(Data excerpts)
■ ■ ■

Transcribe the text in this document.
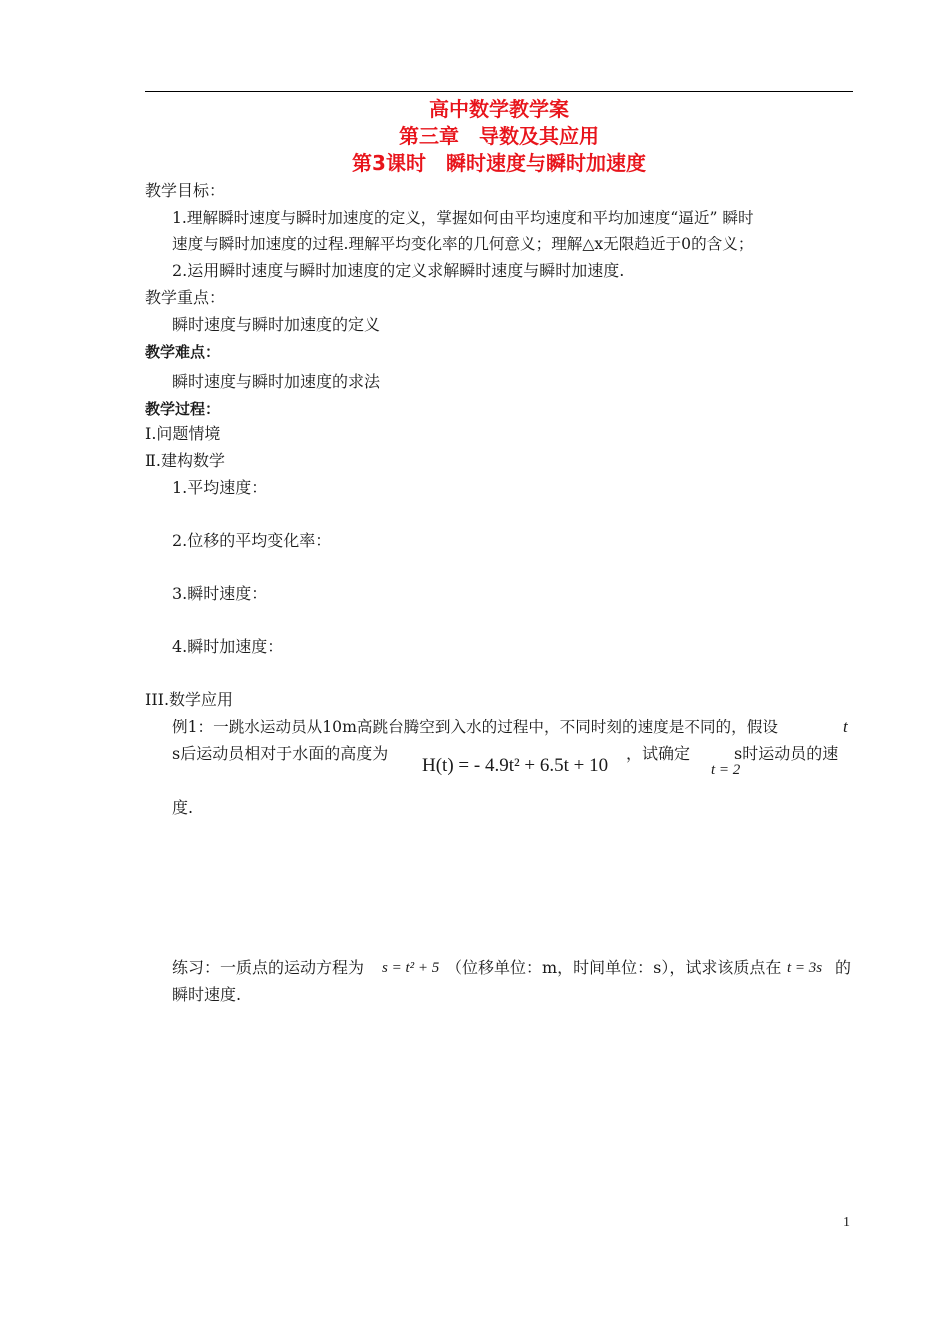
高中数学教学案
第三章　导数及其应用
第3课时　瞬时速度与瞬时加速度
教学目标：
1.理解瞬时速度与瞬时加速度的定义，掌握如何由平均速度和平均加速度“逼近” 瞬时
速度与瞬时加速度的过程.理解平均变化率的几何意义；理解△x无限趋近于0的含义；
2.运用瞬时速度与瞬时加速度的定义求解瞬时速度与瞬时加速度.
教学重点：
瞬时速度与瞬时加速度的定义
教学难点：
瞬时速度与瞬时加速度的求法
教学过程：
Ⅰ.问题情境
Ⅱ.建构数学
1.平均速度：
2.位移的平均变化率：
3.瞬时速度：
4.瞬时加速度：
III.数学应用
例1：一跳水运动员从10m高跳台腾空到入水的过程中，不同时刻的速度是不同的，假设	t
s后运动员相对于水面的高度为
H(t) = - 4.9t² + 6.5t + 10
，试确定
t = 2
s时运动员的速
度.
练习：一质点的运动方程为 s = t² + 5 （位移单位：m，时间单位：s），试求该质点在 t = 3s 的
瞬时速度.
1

■ ■ ■

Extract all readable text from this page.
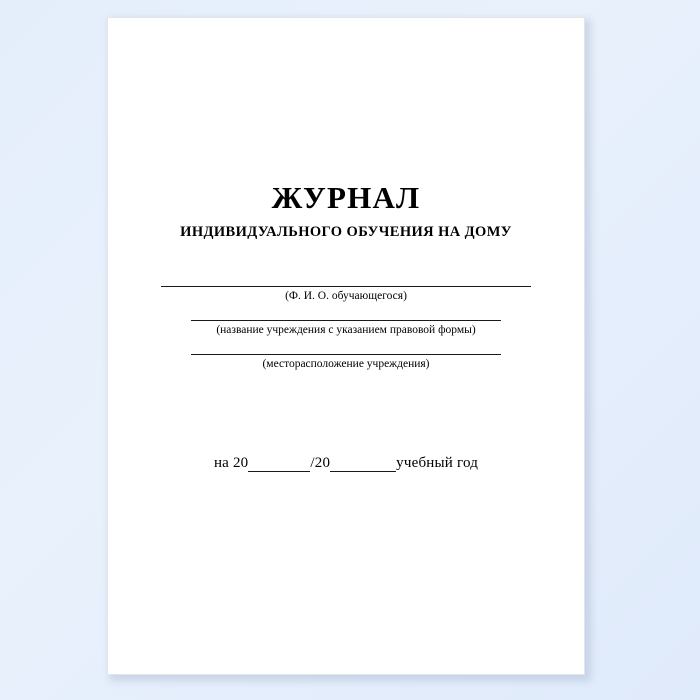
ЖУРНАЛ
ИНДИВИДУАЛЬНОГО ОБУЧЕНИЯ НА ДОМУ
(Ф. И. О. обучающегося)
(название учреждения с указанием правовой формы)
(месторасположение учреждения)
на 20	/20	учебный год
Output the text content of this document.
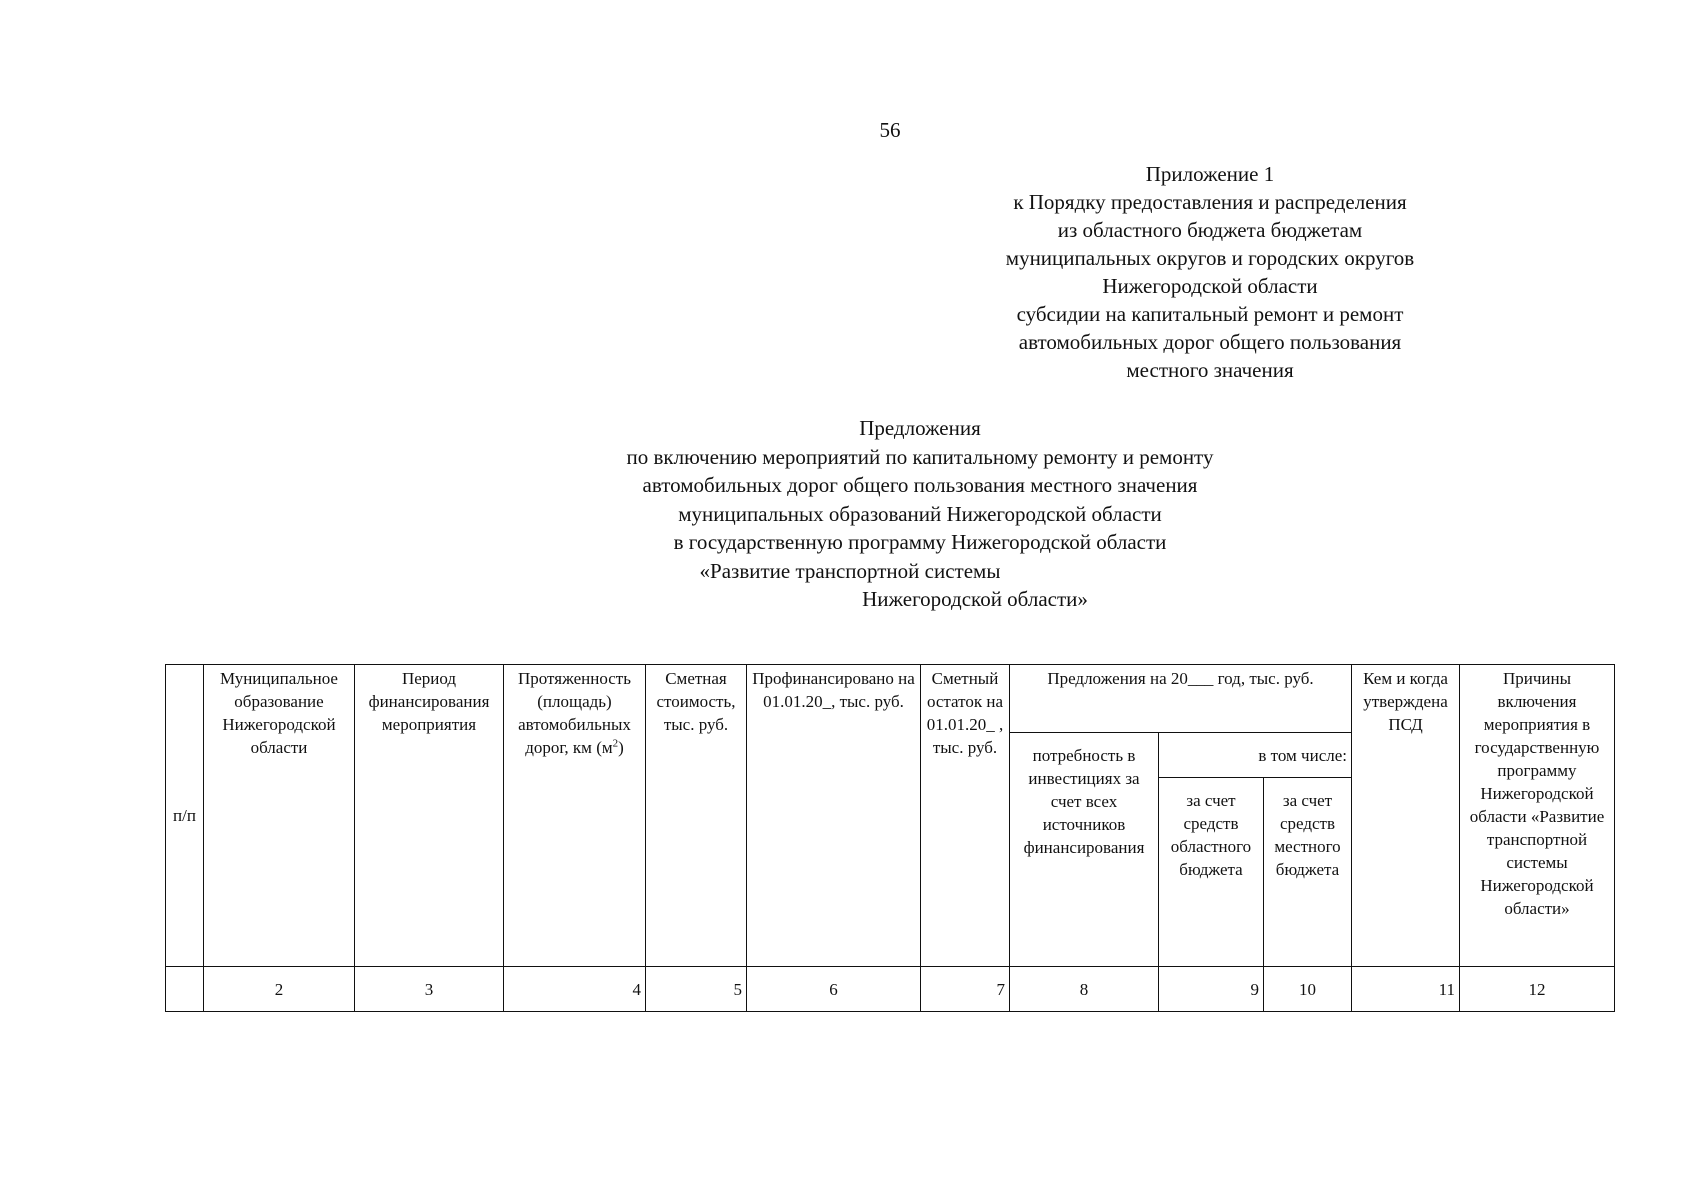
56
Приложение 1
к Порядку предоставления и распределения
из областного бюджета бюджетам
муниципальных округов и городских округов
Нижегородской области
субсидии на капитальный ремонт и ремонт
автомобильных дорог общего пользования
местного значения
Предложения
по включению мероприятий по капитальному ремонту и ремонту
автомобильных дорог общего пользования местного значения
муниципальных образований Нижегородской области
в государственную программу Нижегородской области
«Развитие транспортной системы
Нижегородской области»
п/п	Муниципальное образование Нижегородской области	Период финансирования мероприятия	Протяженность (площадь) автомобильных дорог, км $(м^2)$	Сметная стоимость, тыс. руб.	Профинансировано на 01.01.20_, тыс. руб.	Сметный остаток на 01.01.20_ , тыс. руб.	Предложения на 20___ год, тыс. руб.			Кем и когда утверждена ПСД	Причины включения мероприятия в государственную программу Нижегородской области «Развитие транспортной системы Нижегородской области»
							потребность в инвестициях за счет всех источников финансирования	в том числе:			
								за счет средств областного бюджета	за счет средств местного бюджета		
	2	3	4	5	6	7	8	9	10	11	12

■ ■ ■

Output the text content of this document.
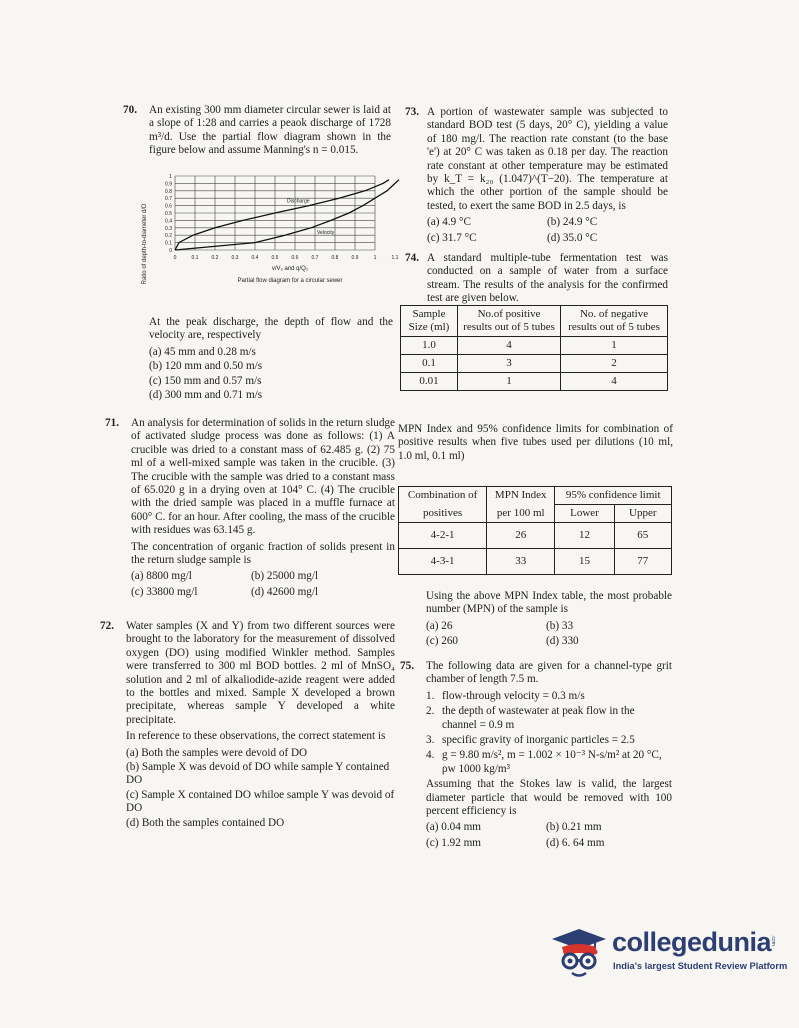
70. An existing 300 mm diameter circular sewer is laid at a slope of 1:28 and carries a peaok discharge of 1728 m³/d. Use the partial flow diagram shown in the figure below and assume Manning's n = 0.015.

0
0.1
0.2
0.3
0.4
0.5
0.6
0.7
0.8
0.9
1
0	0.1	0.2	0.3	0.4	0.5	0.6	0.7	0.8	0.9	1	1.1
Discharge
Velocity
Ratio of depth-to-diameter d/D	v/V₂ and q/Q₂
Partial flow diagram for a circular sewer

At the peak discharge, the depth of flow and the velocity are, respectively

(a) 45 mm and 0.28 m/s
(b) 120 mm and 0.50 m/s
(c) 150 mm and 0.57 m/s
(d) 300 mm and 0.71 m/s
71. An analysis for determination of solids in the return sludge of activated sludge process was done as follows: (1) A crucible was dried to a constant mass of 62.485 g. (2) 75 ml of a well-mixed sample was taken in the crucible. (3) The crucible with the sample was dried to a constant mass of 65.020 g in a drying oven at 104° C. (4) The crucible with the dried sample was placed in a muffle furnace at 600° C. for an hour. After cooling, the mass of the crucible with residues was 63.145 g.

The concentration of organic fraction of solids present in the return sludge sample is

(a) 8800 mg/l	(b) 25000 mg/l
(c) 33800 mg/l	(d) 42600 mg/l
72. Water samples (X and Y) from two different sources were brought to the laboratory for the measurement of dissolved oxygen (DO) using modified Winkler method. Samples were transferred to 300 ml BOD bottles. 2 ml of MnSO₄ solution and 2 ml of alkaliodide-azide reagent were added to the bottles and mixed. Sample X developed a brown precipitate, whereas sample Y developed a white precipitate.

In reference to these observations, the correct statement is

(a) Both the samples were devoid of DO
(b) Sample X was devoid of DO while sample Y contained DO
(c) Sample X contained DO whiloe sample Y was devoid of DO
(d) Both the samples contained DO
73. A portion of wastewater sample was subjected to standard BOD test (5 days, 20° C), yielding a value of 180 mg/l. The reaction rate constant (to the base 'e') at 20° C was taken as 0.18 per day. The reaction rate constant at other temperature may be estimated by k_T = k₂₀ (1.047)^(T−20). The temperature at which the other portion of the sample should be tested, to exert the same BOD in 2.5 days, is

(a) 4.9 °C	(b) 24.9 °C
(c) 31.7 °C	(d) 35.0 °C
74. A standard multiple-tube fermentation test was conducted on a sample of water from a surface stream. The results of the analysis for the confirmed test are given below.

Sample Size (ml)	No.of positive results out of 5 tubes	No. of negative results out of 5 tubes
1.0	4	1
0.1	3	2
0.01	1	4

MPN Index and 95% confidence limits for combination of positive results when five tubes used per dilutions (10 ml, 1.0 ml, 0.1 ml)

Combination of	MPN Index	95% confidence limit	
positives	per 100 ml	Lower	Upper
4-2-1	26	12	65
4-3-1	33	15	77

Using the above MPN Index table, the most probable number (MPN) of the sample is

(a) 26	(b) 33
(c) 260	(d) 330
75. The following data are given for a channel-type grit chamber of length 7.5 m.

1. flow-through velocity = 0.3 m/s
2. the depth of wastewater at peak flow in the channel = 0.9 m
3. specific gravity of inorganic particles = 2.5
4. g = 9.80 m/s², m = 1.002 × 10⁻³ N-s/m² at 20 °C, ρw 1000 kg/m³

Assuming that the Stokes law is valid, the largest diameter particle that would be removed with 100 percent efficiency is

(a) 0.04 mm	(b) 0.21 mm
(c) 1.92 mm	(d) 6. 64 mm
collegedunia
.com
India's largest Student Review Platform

■ ■ ■

> What you will do:
Isolate each line of the listing above that includes "пользования". Copy it.

> Solved exercise:
автомобильных дорог общего пользования
автомобильных дорог общего пользования местного значения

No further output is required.